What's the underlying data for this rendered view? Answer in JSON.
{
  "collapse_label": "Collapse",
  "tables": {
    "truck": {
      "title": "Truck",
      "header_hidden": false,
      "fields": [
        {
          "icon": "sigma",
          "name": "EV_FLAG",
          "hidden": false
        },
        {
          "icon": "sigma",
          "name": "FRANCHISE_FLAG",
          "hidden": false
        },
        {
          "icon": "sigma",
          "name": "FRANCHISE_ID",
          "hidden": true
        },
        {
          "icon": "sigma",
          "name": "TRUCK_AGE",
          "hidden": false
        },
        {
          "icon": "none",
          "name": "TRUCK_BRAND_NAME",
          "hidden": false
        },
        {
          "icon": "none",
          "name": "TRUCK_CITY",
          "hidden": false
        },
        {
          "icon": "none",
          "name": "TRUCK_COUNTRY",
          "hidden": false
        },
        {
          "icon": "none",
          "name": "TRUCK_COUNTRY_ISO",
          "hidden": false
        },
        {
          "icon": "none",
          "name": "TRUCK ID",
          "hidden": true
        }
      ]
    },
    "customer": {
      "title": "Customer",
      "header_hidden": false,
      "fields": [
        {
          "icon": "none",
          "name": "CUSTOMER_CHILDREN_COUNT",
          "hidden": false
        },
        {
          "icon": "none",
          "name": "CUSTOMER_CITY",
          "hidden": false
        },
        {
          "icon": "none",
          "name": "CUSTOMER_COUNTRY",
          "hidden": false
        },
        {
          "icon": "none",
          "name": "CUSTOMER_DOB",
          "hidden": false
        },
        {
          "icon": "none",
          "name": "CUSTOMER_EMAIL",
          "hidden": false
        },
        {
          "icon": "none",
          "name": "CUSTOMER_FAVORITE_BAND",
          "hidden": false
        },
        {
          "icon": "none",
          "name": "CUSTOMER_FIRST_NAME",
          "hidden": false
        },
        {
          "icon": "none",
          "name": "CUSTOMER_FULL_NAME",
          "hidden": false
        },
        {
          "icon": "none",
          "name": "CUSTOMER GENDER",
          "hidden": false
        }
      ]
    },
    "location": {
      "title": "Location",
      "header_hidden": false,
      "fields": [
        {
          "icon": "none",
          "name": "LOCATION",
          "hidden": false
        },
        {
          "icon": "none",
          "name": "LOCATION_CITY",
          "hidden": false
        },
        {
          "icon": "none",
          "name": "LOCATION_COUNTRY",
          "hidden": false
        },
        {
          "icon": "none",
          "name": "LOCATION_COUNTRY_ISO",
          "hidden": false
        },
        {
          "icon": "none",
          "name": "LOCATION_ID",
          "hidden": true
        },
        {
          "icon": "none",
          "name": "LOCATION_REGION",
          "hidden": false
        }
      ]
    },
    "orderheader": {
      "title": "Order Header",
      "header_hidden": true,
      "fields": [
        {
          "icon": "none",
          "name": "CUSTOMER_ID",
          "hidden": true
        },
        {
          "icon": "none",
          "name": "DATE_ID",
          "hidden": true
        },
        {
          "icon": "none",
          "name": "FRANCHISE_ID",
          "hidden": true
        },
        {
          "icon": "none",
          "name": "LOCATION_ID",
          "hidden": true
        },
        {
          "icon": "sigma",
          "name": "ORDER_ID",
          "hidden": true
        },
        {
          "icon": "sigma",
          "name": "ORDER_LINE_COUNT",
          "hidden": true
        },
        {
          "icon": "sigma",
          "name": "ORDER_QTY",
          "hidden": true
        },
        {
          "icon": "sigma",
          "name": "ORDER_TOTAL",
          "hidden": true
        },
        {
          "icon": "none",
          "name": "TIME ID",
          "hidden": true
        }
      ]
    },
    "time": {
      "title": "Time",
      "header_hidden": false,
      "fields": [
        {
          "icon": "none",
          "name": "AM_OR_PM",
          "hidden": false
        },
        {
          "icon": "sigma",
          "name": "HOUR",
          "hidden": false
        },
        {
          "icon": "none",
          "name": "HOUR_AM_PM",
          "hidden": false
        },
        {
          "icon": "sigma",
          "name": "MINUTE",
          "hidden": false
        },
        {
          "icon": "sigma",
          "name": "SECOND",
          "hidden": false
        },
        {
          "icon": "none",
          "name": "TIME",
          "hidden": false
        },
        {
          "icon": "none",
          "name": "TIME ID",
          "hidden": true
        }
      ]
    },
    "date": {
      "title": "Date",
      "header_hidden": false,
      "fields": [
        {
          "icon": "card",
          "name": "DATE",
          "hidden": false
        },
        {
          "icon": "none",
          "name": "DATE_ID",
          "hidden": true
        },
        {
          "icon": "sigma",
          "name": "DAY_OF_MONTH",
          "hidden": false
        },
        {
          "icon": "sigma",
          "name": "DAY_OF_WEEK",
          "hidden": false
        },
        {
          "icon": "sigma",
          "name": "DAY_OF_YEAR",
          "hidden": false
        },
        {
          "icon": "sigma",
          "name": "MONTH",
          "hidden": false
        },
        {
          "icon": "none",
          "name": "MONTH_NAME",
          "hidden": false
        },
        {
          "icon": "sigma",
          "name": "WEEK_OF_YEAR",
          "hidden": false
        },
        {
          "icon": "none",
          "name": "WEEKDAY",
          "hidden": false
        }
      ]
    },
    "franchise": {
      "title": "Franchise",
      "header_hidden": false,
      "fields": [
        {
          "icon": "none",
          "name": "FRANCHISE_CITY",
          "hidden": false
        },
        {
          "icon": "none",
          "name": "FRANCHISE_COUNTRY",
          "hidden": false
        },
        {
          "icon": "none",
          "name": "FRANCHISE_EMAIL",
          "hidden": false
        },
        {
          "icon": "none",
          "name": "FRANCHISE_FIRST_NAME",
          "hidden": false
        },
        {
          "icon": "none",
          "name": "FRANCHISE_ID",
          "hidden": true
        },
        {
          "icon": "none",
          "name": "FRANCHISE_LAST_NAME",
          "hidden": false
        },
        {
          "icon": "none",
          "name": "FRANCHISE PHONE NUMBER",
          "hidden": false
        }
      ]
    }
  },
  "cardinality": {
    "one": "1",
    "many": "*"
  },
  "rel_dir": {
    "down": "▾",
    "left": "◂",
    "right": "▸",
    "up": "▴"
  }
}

###

## WHAT TO DO
Write the material out exactly, with nothing left out.

## IN RESPONSE
What's the underlying data for this rendered view? Answer in JSON.
{
  "collapse_label": "Collapse",
  "tables": {
    "truck": {
      "title": "Truck",
      "header_hidden": false,
      "fields": [
        {
          "icon": "sigma",
          "name": "EV_FLAG",
          "hidden": false
        },
        {
          "icon": "sigma",
          "name": "FRANCHISE_FLAG",
          "hidden": false
        },
        {
          "icon": "sigma",
          "name": "FRANCHISE_ID",
          "hidden": true
        },
        {
          "icon": "sigma",
          "name": "TRUCK_AGE",
          "hidden": false
        },
        {
          "icon": "none",
          "name": "TRUCK_BRAND_NAME",
          "hidden": false
        },
        {
          "icon": "none",
          "name": "TRUCK_CITY",
          "hidden": false
        },
        {
          "icon": "none",
          "name": "TRUCK_COUNTRY",
          "hidden": false
        },
        {
          "icon": "none",
          "name": "TRUCK_COUNTRY_ISO",
          "hidden": false
        },
        {
          "icon": "none",
          "name": "TRUCK ID",
          "hidden": true
        }
      ]
    },
    "customer": {
      "title": "Customer",
      "header_hidden": false,
      "fields": [
        {
          "icon": "none",
          "name": "CUSTOMER_CHILDREN_COUNT",
          "hidden": false
        },
        {
          "icon": "none",
          "name": "CUSTOMER_CITY",
          "hidden": false
        },
        {
          "icon": "none",
          "name": "CUSTOMER_COUNTRY",
          "hidden": false
        },
        {
          "icon": "none",
          "name": "CUSTOMER_DOB",
          "hidden": false
        },
        {
          "icon": "none",
          "name": "CUSTOMER_EMAIL",
          "hidden": false
        },
        {
          "icon": "none",
          "name": "CUSTOMER_FAVORITE_BAND",
          "hidden": false
        },
        {
          "icon": "none",
          "name": "CUSTOMER_FIRST_NAME",
          "hidden": false
        },
        {
          "icon": "none",
          "name": "CUSTOMER_FULL_NAME",
          "hidden": false
        },
        {
          "icon": "none",
          "name": "CUSTOMER GENDER",
          "hidden": false
        }
      ]
    },
    "location": {
      "title": "Location",
      "header_hidden": false,
      "fields": [
        {
          "icon": "none",
          "name": "LOCATION",
          "hidden": false
        },
        {
          "icon": "none",
          "name": "LOCATION_CITY",
          "hidden": false
        },
        {
          "icon": "none",
          "name": "LOCATION_COUNTRY",
          "hidden": false
        },
        {
          "icon": "none",
          "name": "LOCATION_COUNTRY_ISO",
          "hidden": false
        },
        {
          "icon": "none",
          "name": "LOCATION_ID",
          "hidden": true
        },
        {
          "icon": "none",
          "name": "LOCATION_REGION",
          "hidden": false
        }
      ]
    },
    "orderheader": {
      "title": "Order Header",
      "header_hidden": true,
      "fields": [
        {
          "icon": "none",
          "name": "CUSTOMER_ID",
          "hidden": true
        },
        {
          "icon": "none",
          "name": "DATE_ID",
          "hidden": true
        },
        {
          "icon": "none",
          "name": "FRANCHISE_ID",
          "hidden": true
        },
        {
          "icon": "none",
          "name": "LOCATION_ID",
          "hidden": true
        },
        {
          "icon": "sigma",
          "name": "ORDER_ID",
          "hidden": true
        },
        {
          "icon": "sigma",
          "name": "ORDER_LINE_COUNT",
          "hidden": true
        },
        {
          "icon": "sigma",
          "name": "ORDER_QTY",
          "hidden": true
        },
        {
          "icon": "sigma",
          "name": "ORDER_TOTAL",
          "hidden": true
        },
        {
          "icon": "none",
          "name": "TIME ID",
          "hidden": true
        }
      ]
    },
    "time": {
      "title": "Time",
      "header_hidden": false,
      "fields": [
        {
          "icon": "none",
          "name": "AM_OR_PM",
          "hidden": false
        },
        {
          "icon": "sigma",
          "name": "HOUR",
          "hidden": false
        },
        {
          "icon": "none",
          "name": "HOUR_AM_PM",
          "hidden": false
        },
        {
          "icon": "sigma",
          "name": "MINUTE",
          "hidden": false
        },
        {
          "icon": "sigma",
          "name": "SECOND",
          "hidden": false
        },
        {
          "icon": "none",
          "name": "TIME",
          "hidden": false
        },
        {
          "icon": "none",
          "name": "TIME ID",
          "hidden": true
        }
      ]
    },
    "date": {
      "title": "Date",
      "header_hidden": false,
      "fields": [
        {
          "icon": "card",
          "name": "DATE",
          "hidden": false
        },
        {
          "icon": "none",
          "name": "DATE_ID",
          "hidden": true
        },
        {
          "icon": "sigma",
          "name": "DAY_OF_MONTH",
          "hidden": false
        },
        {
          "icon": "sigma",
          "name": "DAY_OF_WEEK",
          "hidden": false
        },
        {
          "icon": "sigma",
          "name": "DAY_OF_YEAR",
          "hidden": false
        },
        {
          "icon": "sigma",
          "name": "MONTH",
          "hidden": false
        },
        {
          "icon": "none",
          "name": "MONTH_NAME",
          "hidden": false
        },
        {
          "icon": "sigma",
          "name": "WEEK_OF_YEAR",
          "hidden": false
        },
        {
          "icon": "none",
          "name": "WEEKDAY",
          "hidden": false
        }
      ]
    },
    "franchise": {
      "title": "Franchise",
      "header_hidden": false,
      "fields": [
        {
          "icon": "none",
          "name": "FRANCHISE_CITY",
          "hidden": false
        },
        {
          "icon": "none",
          "name": "FRANCHISE_COUNTRY",
          "hidden": false
        },
        {
          "icon": "none",
          "name": "FRANCHISE_EMAIL",
          "hidden": false
        },
        {
          "icon": "none",
          "name": "FRANCHISE_FIRST_NAME",
          "hidden": false
        },
        {
          "icon": "none",
          "name": "FRANCHISE_ID",
          "hidden": true
        },
        {
          "icon": "none",
          "name": "FRANCHISE_LAST_NAME",
          "hidden": false
        },
        {
          "icon": "none",
          "name": "FRANCHISE PHONE NUMBER",
          "hidden": false
        }
      ]
    }
  },
  "cardinality": {
    "one": "1",
    "many": "*"
  },
  "rel_dir": {
    "down": "▾",
    "left": "◂",
    "right": "▸",
    "up": "▴"
  }
}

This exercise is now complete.